Exercise objective:
Check every line below for the word "regard" and copy the ones that have it.

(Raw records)
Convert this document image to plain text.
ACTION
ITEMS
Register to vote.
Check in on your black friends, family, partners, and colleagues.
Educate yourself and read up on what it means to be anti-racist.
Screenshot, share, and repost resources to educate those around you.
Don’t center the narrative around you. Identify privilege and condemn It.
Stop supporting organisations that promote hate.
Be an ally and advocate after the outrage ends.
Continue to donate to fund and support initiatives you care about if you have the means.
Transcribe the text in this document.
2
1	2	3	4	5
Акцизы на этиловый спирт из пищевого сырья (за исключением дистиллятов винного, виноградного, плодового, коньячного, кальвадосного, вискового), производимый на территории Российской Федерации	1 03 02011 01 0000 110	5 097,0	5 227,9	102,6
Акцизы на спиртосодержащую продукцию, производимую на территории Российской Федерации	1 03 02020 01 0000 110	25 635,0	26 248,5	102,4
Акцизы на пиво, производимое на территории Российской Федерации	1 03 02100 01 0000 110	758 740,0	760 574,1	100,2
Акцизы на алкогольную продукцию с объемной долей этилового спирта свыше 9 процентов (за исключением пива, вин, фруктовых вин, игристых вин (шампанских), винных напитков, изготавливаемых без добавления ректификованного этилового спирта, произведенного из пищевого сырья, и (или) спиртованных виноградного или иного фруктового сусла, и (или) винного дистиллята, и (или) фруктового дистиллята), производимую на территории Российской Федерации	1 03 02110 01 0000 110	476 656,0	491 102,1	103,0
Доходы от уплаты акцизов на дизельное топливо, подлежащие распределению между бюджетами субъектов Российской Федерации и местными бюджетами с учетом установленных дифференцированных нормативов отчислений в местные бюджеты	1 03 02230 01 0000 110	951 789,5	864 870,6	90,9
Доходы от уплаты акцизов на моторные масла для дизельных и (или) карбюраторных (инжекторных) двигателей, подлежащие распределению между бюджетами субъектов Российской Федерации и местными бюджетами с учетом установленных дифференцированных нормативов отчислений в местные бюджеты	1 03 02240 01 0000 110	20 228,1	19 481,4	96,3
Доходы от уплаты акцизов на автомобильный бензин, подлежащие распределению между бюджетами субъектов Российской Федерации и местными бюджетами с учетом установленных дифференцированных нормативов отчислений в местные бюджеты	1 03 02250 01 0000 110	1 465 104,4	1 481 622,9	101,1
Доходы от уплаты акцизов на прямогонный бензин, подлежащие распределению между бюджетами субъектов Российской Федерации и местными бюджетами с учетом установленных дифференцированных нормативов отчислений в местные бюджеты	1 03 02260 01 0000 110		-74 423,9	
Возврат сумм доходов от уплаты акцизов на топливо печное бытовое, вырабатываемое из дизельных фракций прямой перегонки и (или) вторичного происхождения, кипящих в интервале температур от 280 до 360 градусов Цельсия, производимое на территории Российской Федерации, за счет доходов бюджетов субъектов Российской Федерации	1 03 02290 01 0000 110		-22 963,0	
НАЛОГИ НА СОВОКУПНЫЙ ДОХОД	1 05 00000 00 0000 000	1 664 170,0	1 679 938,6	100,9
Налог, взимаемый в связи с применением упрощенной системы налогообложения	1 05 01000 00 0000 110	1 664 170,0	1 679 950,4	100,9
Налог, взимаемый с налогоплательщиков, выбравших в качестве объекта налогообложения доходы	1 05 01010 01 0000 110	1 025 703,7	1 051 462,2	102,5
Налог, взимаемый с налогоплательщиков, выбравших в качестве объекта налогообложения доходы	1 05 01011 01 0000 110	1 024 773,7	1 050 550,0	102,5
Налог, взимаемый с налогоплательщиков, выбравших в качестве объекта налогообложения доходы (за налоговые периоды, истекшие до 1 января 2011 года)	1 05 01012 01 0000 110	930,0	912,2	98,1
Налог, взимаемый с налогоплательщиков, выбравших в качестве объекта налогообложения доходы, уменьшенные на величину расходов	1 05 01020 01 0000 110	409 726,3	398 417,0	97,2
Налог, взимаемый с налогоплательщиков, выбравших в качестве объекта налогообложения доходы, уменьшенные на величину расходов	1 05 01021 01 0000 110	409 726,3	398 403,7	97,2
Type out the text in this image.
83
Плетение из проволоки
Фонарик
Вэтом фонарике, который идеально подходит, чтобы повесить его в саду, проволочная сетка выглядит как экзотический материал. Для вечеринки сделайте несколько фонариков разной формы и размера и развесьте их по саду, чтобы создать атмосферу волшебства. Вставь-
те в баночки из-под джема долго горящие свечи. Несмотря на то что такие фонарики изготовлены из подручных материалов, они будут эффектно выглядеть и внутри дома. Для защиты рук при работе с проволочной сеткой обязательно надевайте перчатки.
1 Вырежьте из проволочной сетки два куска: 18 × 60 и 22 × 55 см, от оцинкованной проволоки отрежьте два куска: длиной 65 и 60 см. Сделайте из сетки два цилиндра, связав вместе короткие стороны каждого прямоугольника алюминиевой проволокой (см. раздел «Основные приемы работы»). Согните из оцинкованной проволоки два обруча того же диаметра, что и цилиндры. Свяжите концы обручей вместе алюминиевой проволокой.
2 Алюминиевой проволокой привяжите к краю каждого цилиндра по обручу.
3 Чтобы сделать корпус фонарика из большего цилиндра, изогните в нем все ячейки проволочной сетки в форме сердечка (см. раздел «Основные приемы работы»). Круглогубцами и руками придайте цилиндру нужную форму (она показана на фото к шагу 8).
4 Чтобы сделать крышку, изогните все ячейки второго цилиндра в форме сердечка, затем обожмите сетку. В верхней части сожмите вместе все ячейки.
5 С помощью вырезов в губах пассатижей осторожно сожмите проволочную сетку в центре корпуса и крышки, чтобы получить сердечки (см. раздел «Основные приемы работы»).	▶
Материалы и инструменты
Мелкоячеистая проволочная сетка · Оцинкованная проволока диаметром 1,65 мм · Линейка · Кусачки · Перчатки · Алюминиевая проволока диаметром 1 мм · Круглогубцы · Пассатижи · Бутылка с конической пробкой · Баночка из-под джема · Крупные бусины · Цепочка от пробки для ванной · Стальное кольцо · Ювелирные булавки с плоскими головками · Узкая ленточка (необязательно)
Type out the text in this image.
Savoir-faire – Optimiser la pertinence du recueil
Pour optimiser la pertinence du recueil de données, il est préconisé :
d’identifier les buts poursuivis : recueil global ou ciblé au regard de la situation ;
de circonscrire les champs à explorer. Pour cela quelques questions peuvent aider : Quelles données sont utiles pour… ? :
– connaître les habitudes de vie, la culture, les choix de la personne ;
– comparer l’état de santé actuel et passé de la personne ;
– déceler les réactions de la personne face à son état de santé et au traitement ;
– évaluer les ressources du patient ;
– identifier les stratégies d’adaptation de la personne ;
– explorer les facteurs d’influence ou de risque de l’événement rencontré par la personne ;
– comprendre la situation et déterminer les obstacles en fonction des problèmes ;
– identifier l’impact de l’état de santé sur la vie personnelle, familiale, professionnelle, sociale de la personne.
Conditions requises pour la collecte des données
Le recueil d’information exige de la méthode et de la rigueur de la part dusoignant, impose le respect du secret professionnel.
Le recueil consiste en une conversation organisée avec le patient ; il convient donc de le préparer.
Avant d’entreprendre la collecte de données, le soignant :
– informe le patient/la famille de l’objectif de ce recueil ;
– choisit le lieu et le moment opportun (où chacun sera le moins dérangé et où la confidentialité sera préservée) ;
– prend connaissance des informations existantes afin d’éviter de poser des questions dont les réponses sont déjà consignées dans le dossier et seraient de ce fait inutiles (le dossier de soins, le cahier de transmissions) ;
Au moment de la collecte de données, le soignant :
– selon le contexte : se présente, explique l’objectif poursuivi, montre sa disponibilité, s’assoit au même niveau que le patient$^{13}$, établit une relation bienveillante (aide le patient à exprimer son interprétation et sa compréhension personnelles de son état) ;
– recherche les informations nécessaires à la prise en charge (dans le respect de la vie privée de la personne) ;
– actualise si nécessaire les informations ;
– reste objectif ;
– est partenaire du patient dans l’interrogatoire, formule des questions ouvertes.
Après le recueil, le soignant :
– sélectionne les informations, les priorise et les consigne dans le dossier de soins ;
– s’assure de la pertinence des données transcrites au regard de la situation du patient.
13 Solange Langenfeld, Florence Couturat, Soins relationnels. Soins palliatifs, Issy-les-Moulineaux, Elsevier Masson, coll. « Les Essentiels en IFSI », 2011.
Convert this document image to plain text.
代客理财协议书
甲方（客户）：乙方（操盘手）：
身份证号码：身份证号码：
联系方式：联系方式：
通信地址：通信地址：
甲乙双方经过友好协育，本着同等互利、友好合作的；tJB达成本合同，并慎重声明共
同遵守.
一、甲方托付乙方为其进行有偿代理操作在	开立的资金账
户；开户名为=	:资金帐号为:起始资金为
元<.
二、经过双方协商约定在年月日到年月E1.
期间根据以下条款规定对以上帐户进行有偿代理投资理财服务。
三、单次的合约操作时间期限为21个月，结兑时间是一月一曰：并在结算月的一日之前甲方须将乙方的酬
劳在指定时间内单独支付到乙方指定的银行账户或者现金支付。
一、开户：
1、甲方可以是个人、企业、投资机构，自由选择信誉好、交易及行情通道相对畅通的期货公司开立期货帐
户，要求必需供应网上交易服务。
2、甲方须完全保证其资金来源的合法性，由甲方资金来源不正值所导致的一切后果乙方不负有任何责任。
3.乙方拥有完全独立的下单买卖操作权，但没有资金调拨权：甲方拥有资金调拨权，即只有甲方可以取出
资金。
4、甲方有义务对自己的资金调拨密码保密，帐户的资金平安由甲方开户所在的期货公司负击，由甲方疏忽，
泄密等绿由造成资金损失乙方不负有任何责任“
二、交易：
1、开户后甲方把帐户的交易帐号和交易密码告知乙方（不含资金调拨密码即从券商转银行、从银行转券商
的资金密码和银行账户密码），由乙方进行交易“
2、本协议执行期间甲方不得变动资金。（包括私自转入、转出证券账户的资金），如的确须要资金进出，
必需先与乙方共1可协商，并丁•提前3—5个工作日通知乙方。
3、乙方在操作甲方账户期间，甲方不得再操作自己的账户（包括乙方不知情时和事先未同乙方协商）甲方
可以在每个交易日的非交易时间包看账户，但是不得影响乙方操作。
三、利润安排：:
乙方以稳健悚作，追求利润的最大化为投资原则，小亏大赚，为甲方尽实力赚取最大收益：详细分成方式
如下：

The response:
d’identifier les buts poursuivis : recueil global ou ciblé au regard de la situation ;
– s’assure de la pertinence des données transcrites au regard de la situation du patient.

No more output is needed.